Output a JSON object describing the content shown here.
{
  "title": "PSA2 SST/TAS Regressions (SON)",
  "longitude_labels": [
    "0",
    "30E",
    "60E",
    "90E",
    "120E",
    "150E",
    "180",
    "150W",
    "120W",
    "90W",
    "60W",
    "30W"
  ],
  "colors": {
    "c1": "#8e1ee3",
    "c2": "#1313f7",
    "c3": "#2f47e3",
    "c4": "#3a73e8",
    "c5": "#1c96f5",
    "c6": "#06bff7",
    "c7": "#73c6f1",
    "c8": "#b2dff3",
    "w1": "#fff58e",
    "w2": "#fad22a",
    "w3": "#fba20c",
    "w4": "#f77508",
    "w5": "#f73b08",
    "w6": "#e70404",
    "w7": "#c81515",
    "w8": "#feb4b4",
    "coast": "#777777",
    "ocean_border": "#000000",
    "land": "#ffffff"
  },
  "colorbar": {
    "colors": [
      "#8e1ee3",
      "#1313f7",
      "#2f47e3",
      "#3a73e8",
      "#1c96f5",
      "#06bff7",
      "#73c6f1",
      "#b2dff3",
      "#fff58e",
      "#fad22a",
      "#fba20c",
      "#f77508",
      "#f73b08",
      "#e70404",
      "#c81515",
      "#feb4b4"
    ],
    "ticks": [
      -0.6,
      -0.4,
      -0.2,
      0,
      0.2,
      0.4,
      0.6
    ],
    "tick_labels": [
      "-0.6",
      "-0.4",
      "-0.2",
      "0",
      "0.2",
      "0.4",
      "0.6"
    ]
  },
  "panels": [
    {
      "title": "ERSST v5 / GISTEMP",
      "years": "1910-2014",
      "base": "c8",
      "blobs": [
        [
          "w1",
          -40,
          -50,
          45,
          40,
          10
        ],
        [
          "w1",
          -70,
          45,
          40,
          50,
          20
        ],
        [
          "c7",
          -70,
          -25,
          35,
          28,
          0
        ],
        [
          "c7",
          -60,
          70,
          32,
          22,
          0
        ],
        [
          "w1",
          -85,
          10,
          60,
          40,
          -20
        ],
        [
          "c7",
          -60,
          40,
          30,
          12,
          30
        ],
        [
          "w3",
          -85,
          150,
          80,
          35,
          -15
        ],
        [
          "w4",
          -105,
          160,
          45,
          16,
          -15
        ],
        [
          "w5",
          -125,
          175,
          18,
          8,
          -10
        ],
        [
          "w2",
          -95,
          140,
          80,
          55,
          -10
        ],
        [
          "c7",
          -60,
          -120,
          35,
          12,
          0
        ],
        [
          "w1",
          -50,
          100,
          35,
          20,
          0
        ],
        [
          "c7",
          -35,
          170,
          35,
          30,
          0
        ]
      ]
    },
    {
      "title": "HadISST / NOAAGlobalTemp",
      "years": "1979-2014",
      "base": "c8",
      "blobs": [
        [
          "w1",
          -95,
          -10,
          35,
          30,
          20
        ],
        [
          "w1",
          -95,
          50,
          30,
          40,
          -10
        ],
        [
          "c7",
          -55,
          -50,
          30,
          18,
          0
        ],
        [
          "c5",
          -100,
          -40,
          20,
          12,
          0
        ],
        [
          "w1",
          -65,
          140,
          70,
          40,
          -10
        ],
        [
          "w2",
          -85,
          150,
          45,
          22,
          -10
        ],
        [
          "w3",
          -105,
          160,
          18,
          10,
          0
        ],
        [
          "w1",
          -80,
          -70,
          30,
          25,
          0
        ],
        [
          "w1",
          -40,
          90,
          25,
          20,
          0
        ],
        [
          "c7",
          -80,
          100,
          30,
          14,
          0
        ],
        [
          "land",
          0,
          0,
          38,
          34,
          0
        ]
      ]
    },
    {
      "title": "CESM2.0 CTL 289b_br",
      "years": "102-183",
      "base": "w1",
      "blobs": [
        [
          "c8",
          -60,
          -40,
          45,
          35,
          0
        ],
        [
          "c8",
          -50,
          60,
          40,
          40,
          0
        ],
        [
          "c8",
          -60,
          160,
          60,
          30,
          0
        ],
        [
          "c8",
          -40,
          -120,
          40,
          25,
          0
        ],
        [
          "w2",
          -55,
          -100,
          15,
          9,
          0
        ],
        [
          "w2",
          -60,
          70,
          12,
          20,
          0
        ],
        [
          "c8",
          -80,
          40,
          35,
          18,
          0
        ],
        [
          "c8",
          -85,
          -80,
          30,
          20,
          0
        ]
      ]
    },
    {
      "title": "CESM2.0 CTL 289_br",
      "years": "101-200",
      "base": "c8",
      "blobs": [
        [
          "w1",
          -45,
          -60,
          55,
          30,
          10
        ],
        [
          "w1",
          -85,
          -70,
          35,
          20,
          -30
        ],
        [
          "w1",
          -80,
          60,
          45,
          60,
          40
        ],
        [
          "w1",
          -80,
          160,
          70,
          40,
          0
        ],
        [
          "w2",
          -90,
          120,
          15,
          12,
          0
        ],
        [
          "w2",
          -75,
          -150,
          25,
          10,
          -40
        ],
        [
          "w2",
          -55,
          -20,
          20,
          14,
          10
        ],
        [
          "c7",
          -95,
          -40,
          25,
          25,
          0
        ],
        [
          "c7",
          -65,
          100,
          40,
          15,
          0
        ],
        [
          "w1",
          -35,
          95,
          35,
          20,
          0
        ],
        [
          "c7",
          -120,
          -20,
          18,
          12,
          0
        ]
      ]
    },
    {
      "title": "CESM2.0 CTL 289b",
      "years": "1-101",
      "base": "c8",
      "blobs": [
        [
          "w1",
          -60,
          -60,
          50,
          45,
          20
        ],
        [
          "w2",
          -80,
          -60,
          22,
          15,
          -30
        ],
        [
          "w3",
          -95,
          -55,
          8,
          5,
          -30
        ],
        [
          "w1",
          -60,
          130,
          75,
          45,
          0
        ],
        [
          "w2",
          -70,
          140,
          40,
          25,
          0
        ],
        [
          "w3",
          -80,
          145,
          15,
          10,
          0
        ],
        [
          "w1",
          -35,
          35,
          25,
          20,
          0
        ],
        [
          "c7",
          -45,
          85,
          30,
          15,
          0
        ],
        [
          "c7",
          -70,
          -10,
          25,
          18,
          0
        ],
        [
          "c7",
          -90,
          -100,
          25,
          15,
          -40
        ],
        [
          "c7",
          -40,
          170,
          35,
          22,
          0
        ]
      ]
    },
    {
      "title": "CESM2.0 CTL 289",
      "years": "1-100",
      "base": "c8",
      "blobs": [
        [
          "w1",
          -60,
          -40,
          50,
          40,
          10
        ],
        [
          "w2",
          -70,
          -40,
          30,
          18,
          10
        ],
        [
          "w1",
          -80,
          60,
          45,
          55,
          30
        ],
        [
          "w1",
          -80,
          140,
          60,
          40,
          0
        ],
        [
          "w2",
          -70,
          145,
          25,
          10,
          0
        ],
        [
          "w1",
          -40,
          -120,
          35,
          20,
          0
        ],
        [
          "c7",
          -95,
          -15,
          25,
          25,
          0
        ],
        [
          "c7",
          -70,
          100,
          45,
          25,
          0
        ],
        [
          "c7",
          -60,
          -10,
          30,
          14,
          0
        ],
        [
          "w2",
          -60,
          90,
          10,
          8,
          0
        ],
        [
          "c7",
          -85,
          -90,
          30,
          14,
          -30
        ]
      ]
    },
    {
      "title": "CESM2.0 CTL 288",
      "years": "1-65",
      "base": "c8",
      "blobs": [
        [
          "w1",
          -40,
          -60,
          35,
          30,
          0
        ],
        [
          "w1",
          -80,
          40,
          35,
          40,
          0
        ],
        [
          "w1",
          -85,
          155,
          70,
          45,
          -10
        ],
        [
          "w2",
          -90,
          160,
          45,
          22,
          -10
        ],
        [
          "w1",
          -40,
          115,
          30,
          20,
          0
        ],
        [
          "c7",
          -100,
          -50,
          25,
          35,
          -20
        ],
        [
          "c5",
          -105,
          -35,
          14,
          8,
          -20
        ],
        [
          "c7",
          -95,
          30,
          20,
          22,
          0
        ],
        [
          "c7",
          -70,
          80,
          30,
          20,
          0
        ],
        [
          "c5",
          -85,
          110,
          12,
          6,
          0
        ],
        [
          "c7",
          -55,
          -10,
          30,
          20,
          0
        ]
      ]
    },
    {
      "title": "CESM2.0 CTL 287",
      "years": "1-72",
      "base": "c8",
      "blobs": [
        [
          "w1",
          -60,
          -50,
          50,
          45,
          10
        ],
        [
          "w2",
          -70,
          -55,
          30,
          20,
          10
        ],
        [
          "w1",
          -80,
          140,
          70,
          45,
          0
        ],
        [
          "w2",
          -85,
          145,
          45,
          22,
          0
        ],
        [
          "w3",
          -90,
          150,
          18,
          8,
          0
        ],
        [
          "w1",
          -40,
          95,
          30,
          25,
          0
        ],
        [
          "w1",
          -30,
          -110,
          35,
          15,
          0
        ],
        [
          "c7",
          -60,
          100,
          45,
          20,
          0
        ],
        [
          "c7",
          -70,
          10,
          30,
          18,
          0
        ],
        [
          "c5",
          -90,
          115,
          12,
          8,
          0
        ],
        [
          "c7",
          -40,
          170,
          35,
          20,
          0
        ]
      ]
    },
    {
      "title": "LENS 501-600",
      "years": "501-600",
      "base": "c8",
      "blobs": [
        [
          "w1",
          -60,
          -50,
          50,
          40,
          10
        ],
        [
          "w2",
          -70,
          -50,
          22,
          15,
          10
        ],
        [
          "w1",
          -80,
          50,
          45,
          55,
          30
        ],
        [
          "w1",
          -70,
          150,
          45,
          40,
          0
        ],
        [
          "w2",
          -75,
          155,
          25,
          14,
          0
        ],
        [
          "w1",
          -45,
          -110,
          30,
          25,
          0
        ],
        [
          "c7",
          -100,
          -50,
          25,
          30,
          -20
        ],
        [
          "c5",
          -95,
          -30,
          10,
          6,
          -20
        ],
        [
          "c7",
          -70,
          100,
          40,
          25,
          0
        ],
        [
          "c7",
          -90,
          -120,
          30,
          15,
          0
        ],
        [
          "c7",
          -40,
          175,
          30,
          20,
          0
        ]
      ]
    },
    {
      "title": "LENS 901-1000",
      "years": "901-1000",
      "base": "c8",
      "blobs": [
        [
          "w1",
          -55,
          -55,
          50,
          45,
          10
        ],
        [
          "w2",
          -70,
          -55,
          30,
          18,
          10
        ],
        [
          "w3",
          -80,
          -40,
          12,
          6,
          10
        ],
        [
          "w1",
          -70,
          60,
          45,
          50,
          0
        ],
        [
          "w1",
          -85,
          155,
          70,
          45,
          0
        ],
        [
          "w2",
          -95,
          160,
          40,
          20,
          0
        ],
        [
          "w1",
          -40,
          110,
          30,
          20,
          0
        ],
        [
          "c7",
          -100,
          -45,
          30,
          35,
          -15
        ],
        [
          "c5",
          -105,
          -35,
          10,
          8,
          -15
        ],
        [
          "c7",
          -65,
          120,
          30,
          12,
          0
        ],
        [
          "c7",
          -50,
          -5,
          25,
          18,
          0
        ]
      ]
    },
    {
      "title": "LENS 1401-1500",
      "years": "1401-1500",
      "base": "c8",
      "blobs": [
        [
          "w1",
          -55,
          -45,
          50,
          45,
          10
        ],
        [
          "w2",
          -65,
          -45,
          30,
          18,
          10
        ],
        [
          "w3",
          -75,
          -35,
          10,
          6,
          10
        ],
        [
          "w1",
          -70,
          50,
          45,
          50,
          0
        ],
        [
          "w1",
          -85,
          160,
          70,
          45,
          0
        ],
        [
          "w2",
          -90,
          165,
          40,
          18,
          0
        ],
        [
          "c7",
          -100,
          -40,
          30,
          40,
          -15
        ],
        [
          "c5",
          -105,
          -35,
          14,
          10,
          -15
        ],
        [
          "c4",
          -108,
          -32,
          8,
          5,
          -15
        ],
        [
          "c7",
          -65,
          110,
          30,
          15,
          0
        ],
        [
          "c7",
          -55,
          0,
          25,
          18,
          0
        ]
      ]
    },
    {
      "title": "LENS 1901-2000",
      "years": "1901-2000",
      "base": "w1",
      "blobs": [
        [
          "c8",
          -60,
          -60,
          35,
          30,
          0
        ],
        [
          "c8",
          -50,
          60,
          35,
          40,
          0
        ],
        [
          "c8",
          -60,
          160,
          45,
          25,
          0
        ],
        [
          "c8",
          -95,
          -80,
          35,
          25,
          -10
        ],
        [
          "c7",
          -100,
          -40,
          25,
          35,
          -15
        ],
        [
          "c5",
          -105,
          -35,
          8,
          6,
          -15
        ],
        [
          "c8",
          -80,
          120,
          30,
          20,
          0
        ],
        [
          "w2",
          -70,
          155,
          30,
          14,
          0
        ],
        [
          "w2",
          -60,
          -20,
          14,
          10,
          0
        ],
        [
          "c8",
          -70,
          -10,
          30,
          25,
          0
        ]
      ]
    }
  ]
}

________

__Task to complete__
Which lines above contain the word "years"? Copy each of them.

__Right answer__
      "years": "1910-2014",
      "years": "1979-2014",
      "years": "102-183",
      "years": "101-200",
      "years": "1-101",
      "years": "1-100",
      "years": "1-65",
      "years": "1-72",
      "years": "501-600",
      "years": "901-1000",
      "years": "1401-1500",
      "years": "1901-2000",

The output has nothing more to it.